» MATERIAL SUPPLIED:
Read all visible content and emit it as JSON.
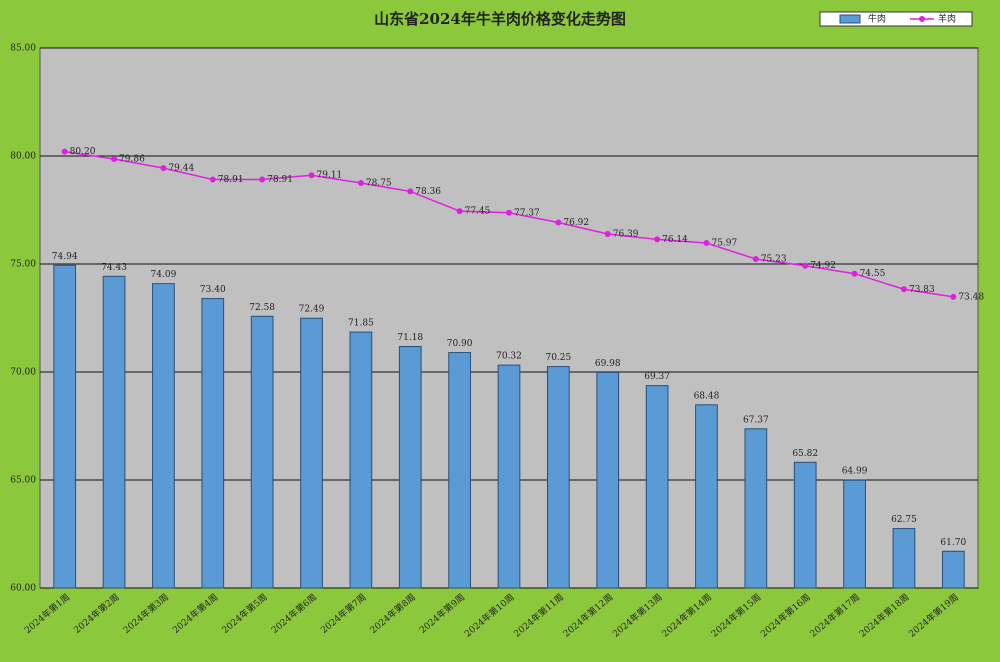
{
  "chart_data": {
    "type": "bar-line",
    "title": "山东省2024年牛羊肉价格变化走势图",
    "categories": [
      "2024年第1周",
      "2024年第2周",
      "2024年第3周",
      "2024年第4周",
      "2024年第5周",
      "2024年第6周",
      "2024年第7周",
      "2024年第8周",
      "2024年第9周",
      "2024年第10周",
      "2024年第11周",
      "2024年第12周",
      "2024年第13周",
      "2024年第14周",
      "2024年第15周",
      "2024年第16周",
      "2024年第17周",
      "2024年第18周",
      "2024年第19周"
    ],
    "series": [
      {
        "name": "牛肉",
        "type": "bar",
        "color": "#5b9bd5",
        "values": [
          74.94,
          74.43,
          74.09,
          73.4,
          72.58,
          72.49,
          71.85,
          71.18,
          70.9,
          70.32,
          70.25,
          69.98,
          69.37,
          68.48,
          67.37,
          65.82,
          64.99,
          62.75,
          61.7
        ],
        "value_labels": [
          "74.94",
          "74.43",
          "74.09",
          "73.40",
          "72.58",
          "72.49",
          "71.85",
          "71.18",
          "70.90",
          "70.32",
          "70.25",
          "69.98",
          "69.37",
          "68.48",
          "67.37",
          "65.82",
          "64.99",
          "62.75",
          "61.70"
        ]
      },
      {
        "name": "羊肉",
        "type": "line",
        "color": "#e020e0",
        "values": [
          80.2,
          79.86,
          79.44,
          78.91,
          78.91,
          79.11,
          78.75,
          78.36,
          77.45,
          77.37,
          76.92,
          76.39,
          76.14,
          75.97,
          75.23,
          74.92,
          74.55,
          73.83,
          73.48
        ],
        "value_labels": [
          "80.20",
          "79.86",
          "79.44",
          "78.91",
          "78.91",
          "79.11",
          "78.75",
          "78.36",
          "77.45",
          "77.37",
          "76.92",
          "76.39",
          "76.14",
          "75.97",
          "75.23",
          "74.92",
          "74.55",
          "73.83",
          "73.48"
        ]
      }
    ],
    "ylim": [
      60,
      85
    ],
    "yticks": [
      {
        "value": 60,
        "label": "60.00"
      },
      {
        "value": 65,
        "label": "65.00"
      },
      {
        "value": 70,
        "label": "70.00"
      },
      {
        "value": 75,
        "label": "75.00"
      },
      {
        "value": 80,
        "label": "80.00"
      },
      {
        "value": 85,
        "label": "85.00"
      }
    ],
    "grid": true,
    "legend": "top-right"
  }
}
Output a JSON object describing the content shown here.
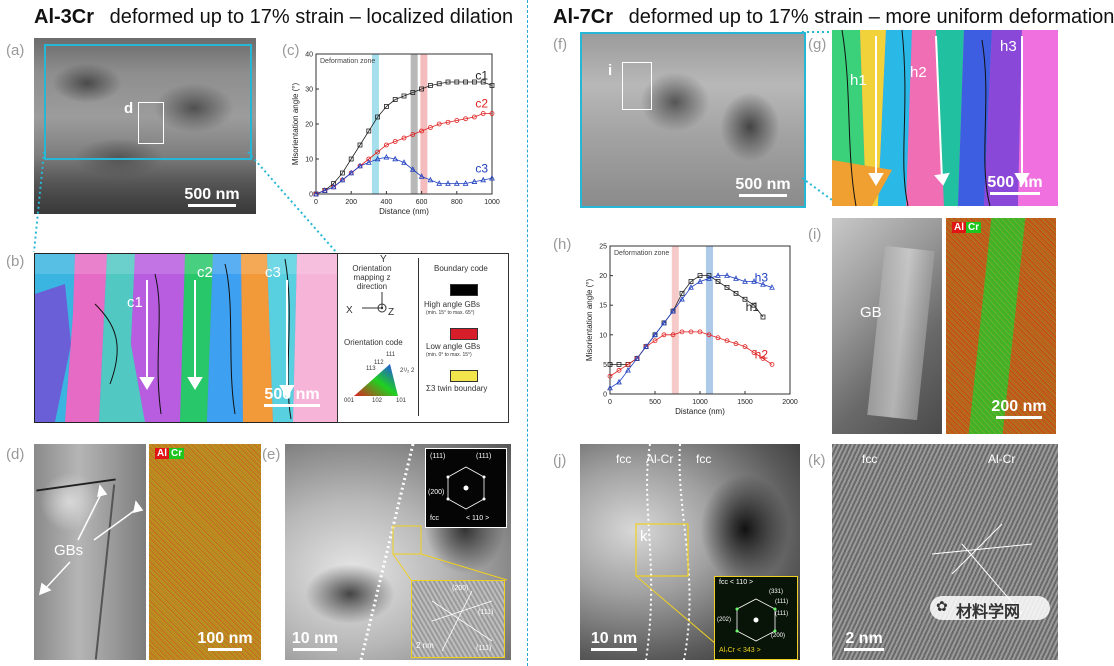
{
  "titles": {
    "left_bold": "Al-3Cr",
    "left_rest": "deformed up to 17% strain – localized dilation",
    "right_bold": "Al-7Cr",
    "right_rest": "deformed up to 17% strain – more uniform deformation"
  },
  "panel_labels": {
    "a": "(a)",
    "b": "(b)",
    "c": "(c)",
    "d": "(d)",
    "e": "(e)",
    "f": "(f)",
    "g": "(g)",
    "h": "(h)",
    "i": "(i)",
    "j": "(j)",
    "k": "(k)"
  },
  "panel_a": {
    "inset_label": "d",
    "scale": "500 nm"
  },
  "panel_b": {
    "lines": [
      "c1",
      "c2",
      "c3"
    ],
    "scale": "500 nm"
  },
  "legend": {
    "orient_title": "Orientation mapping z direction",
    "axis_y": "Y",
    "axis_x": "X",
    "axis_z": "Z",
    "orient_code": "Orientation code",
    "tri_labels": [
      "111",
      "112",
      "113",
      "2¹/₂ 2",
      "001",
      "102",
      "101"
    ],
    "boundary_title": "Boundary code",
    "high": "High angle GBs",
    "high_sub": "(min. 15° to max. 65°)",
    "low": "Low angle GBs",
    "low_sub": "(min. 0° to max. 15°)",
    "twin": "Σ3 twin boundary",
    "colors": {
      "high": "#000000",
      "low": "#d81d2a",
      "twin": "#f2e44b"
    }
  },
  "panel_d": {
    "label": "GBs",
    "scale": "100 nm",
    "eds_al": "Al",
    "eds_cr": "Cr"
  },
  "panel_e": {
    "scale": "10 nm",
    "fft_top_left": "(111)",
    "fft_top_right": "(111)",
    "fft_left": "(200)",
    "fft_zone": "< 110 >",
    "fft_phase": "fcc",
    "hr_label1": "(200)",
    "hr_label2": "(111)",
    "hr_label3": "(111)",
    "hr_scale": "2 nm"
  },
  "panel_f": {
    "inset_label": "i",
    "scale": "500 nm"
  },
  "panel_g": {
    "lines": [
      "h1",
      "h2",
      "h3"
    ],
    "scale": "500 nm"
  },
  "panel_i": {
    "label": "GB",
    "scale": "200 nm",
    "eds_al": "Al",
    "eds_cr": "Cr"
  },
  "panel_j": {
    "fcc1": "fcc",
    "mid": "Al-Cr",
    "fcc2": "fcc",
    "box": "k",
    "scale": "10 nm",
    "fft_title": "fcc < 110 >",
    "fft_bottom": "Al₇Cr < 343 >",
    "fft_a": "(331)",
    "fft_b": "(111)",
    "fft_c": "(111)",
    "fft_d": "(200)",
    "fft_e": "(202)"
  },
  "panel_k": {
    "fcc": "fcc",
    "alcr": "Al-Cr",
    "scale": "2 nm",
    "watermark": "材料学网"
  },
  "colors": {
    "teal_box": "#27b7d6",
    "divider": "#27a8d6",
    "c1": "#222222",
    "c2": "#e02020",
    "c3": "#2040c0"
  },
  "chart_data": [
    {
      "id": "c",
      "type": "scatter",
      "title": "",
      "annotation": "Deformation zone",
      "xlabel": "Distance (nm)",
      "ylabel": "Misorientation angle (°)",
      "xlim": [
        0,
        1000
      ],
      "ylim": [
        0,
        40
      ],
      "xticks": [
        0,
        200,
        400,
        600,
        800,
        1000
      ],
      "yticks": [
        0,
        10,
        20,
        30,
        40
      ],
      "bands": [
        {
          "x": 335,
          "color": "#7fd2e6"
        },
        {
          "x": 555,
          "color": "#9a9a9a"
        },
        {
          "x": 610,
          "color": "#f0a0a0"
        }
      ],
      "series": [
        {
          "name": "c1",
          "color": "#222222",
          "x": [
            0,
            50,
            100,
            150,
            200,
            250,
            300,
            350,
            400,
            450,
            500,
            550,
            600,
            650,
            700,
            750,
            800,
            850,
            900,
            950,
            1000
          ],
          "y": [
            0,
            1,
            3,
            6,
            10,
            14,
            18,
            22,
            25,
            27,
            28,
            29,
            30,
            31,
            31.5,
            32,
            32,
            32,
            32,
            32,
            31
          ]
        },
        {
          "name": "c2",
          "color": "#e02020",
          "x": [
            0,
            50,
            100,
            150,
            200,
            250,
            300,
            350,
            400,
            450,
            500,
            550,
            600,
            650,
            700,
            750,
            800,
            850,
            900,
            950,
            1000
          ],
          "y": [
            0,
            1,
            2,
            4,
            6,
            8,
            10,
            12,
            14,
            15,
            16,
            17,
            18,
            19,
            20,
            20.5,
            21,
            21.5,
            22,
            23,
            23
          ]
        },
        {
          "name": "c3",
          "color": "#2040c0",
          "x": [
            0,
            50,
            100,
            150,
            200,
            250,
            300,
            350,
            400,
            450,
            500,
            550,
            600,
            650,
            700,
            750,
            800,
            850,
            900,
            950,
            1000
          ],
          "y": [
            0,
            1,
            2,
            4,
            6,
            8,
            9,
            10,
            10.5,
            10,
            9,
            7,
            5,
            4,
            3,
            3,
            3,
            3,
            3.5,
            4,
            4.5
          ]
        }
      ]
    },
    {
      "id": "h",
      "type": "scatter",
      "title": "",
      "annotation": "Deformation zone",
      "xlabel": "Distance (nm)",
      "ylabel": "Misorientation angle (°)",
      "xlim": [
        0,
        2000
      ],
      "ylim": [
        0,
        25
      ],
      "xticks": [
        0,
        500,
        1000,
        1500,
        2000
      ],
      "yticks": [
        0,
        5,
        10,
        15,
        20,
        25
      ],
      "bands": [
        {
          "x": 720,
          "color": "#f4b4b4"
        },
        {
          "x": 1100,
          "color": "#8ab4e0"
        }
      ],
      "series": [
        {
          "name": "h1",
          "color": "#222222",
          "x": [
            0,
            100,
            200,
            300,
            400,
            500,
            600,
            700,
            800,
            900,
            1000,
            1100,
            1200,
            1300,
            1400,
            1500,
            1600,
            1700
          ],
          "y": [
            5,
            5,
            5,
            6,
            8,
            10,
            12,
            14,
            17,
            19,
            20,
            20,
            19,
            18,
            17,
            16,
            15,
            13
          ]
        },
        {
          "name": "h2",
          "color": "#e02020",
          "x": [
            0,
            100,
            200,
            300,
            400,
            500,
            600,
            700,
            800,
            900,
            1000,
            1100,
            1200,
            1300,
            1400,
            1500,
            1600,
            1700,
            1800
          ],
          "y": [
            3,
            4,
            5,
            6,
            8,
            9,
            10,
            10,
            10.5,
            10.5,
            10.5,
            10,
            9.5,
            9,
            8.5,
            8,
            7,
            6,
            5
          ]
        },
        {
          "name": "h3",
          "color": "#2040c0",
          "x": [
            0,
            100,
            200,
            300,
            400,
            500,
            600,
            700,
            800,
            900,
            1000,
            1100,
            1200,
            1300,
            1400,
            1500,
            1600,
            1700,
            1800
          ],
          "y": [
            1,
            2,
            4,
            6,
            8,
            10,
            12,
            14,
            16,
            18,
            19,
            19.5,
            20,
            20,
            19.5,
            19,
            19,
            18.5,
            18
          ]
        }
      ]
    }
  ]
}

» STATED TASK: Identify all lines in the records above with the word "angle".

» EXPECTED OUTPUT:
    "high": "High angle GBs",
    "low": "Low angle GBs",
      "ylabel": "Misorientation angle (°)",
      "ylabel": "Misorientation angle (°)",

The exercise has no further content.